**Task brief**
Transcribe every line of the listing below without any deviation.

--- Begin The records ---

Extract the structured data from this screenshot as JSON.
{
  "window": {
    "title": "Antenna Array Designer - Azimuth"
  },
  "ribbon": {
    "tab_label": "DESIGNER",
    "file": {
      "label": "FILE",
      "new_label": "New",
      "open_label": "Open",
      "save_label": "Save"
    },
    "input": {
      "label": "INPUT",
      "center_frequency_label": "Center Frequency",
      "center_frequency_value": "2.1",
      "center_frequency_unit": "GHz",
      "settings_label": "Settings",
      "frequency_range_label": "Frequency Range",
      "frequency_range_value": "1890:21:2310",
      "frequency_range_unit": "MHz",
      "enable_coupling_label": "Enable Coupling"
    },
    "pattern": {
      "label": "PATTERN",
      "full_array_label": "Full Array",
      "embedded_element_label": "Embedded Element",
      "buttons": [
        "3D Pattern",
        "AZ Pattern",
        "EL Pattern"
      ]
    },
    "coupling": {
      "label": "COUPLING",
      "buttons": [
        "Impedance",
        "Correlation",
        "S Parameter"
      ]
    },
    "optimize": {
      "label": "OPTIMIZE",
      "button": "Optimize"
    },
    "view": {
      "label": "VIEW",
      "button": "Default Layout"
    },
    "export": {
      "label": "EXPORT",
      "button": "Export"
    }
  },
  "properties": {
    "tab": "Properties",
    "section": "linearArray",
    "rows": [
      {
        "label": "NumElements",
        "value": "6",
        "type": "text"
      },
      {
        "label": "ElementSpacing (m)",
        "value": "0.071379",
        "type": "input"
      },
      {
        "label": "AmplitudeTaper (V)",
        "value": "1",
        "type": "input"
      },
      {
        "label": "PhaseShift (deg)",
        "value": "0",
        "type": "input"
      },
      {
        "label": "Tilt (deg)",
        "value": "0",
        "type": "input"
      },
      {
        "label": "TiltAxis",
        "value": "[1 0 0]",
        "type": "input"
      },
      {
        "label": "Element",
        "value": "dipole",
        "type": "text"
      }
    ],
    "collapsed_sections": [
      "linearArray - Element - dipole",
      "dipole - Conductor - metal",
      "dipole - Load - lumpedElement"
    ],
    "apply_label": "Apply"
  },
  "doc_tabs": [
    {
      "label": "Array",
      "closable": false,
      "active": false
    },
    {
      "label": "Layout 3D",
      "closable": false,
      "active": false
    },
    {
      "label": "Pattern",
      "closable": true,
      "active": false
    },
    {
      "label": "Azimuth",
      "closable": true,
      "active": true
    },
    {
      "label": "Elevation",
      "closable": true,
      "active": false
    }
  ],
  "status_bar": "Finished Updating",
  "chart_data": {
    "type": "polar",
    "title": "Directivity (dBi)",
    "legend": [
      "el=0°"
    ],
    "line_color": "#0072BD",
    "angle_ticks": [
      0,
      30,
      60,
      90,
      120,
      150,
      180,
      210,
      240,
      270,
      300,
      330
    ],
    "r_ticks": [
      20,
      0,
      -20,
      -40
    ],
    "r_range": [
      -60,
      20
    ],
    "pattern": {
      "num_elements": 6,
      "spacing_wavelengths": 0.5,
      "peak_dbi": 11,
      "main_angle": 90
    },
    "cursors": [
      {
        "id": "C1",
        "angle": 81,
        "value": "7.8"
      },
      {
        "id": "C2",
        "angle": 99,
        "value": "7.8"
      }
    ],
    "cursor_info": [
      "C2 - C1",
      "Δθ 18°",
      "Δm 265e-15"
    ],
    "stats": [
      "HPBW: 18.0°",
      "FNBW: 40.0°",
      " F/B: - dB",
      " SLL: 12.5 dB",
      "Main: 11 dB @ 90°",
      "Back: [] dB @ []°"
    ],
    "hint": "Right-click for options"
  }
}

--- End The records ---

**Worked answer**
Extract the structured data from this screenshot as JSON.
{
  "window": {
    "title": "Antenna Array Designer - Azimuth"
  },
  "ribbon": {
    "tab_label": "DESIGNER",
    "file": {
      "label": "FILE",
      "new_label": "New",
      "open_label": "Open",
      "save_label": "Save"
    },
    "input": {
      "label": "INPUT",
      "center_frequency_label": "Center Frequency",
      "center_frequency_value": "2.1",
      "center_frequency_unit": "GHz",
      "settings_label": "Settings",
      "frequency_range_label": "Frequency Range",
      "frequency_range_value": "1890:21:2310",
      "frequency_range_unit": "MHz",
      "enable_coupling_label": "Enable Coupling"
    },
    "pattern": {
      "label": "PATTERN",
      "full_array_label": "Full Array",
      "embedded_element_label": "Embedded Element",
      "buttons": [
        "3D Pattern",
        "AZ Pattern",
        "EL Pattern"
      ]
    },
    "coupling": {
      "label": "COUPLING",
      "buttons": [
        "Impedance",
        "Correlation",
        "S Parameter"
      ]
    },
    "optimize": {
      "label": "OPTIMIZE",
      "button": "Optimize"
    },
    "view": {
      "label": "VIEW",
      "button": "Default Layout"
    },
    "export": {
      "label": "EXPORT",
      "button": "Export"
    }
  },
  "properties": {
    "tab": "Properties",
    "section": "linearArray",
    "rows": [
      {
        "label": "NumElements",
        "value": "6",
        "type": "text"
      },
      {
        "label": "ElementSpacing (m)",
        "value": "0.071379",
        "type": "input"
      },
      {
        "label": "AmplitudeTaper (V)",
        "value": "1",
        "type": "input"
      },
      {
        "label": "PhaseShift (deg)",
        "value": "0",
        "type": "input"
      },
      {
        "label": "Tilt (deg)",
        "value": "0",
        "type": "input"
      },
      {
        "label": "TiltAxis",
        "value": "[1 0 0]",
        "type": "input"
      },
      {
        "label": "Element",
        "value": "dipole",
        "type": "text"
      }
    ],
    "collapsed_sections": [
      "linearArray - Element - dipole",
      "dipole - Conductor - metal",
      "dipole - Load - lumpedElement"
    ],
    "apply_label": "Apply"
  },
  "doc_tabs": [
    {
      "label": "Array",
      "closable": false,
      "active": false
    },
    {
      "label": "Layout 3D",
      "closable": false,
      "active": false
    },
    {
      "label": "Pattern",
      "closable": true,
      "active": false
    },
    {
      "label": "Azimuth",
      "closable": true,
      "active": true
    },
    {
      "label": "Elevation",
      "closable": true,
      "active": false
    }
  ],
  "status_bar": "Finished Updating",
  "chart_data": {
    "type": "polar",
    "title": "Directivity (dBi)",
    "legend": [
      "el=0°"
    ],
    "line_color": "#0072BD",
    "angle_ticks": [
      0,
      30,
      60,
      90,
      120,
      150,
      180,
      210,
      240,
      270,
      300,
      330
    ],
    "r_ticks": [
      20,
      0,
      -20,
      -40
    ],
    "r_range": [
      -60,
      20
    ],
    "pattern": {
      "num_elements": 6,
      "spacing_wavelengths": 0.5,
      "peak_dbi": 11,
      "main_angle": 90
    },
    "cursors": [
      {
        "id": "C1",
        "angle": 81,
        "value": "7.8"
      },
      {
        "id": "C2",
        "angle": 99,
        "value": "7.8"
      }
    ],
    "cursor_info": [
      "C2 - C1",
      "Δθ 18°",
      "Δm 265e-15"
    ],
    "stats": [
      "HPBW: 18.0°",
      "FNBW: 40.0°",
      " F/B: - dB",
      " SLL: 12.5 dB",
      "Main: 11 dB @ 90°",
      "Back: [] dB @ []°"
    ],
    "hint": "Right-click for options"
  }
}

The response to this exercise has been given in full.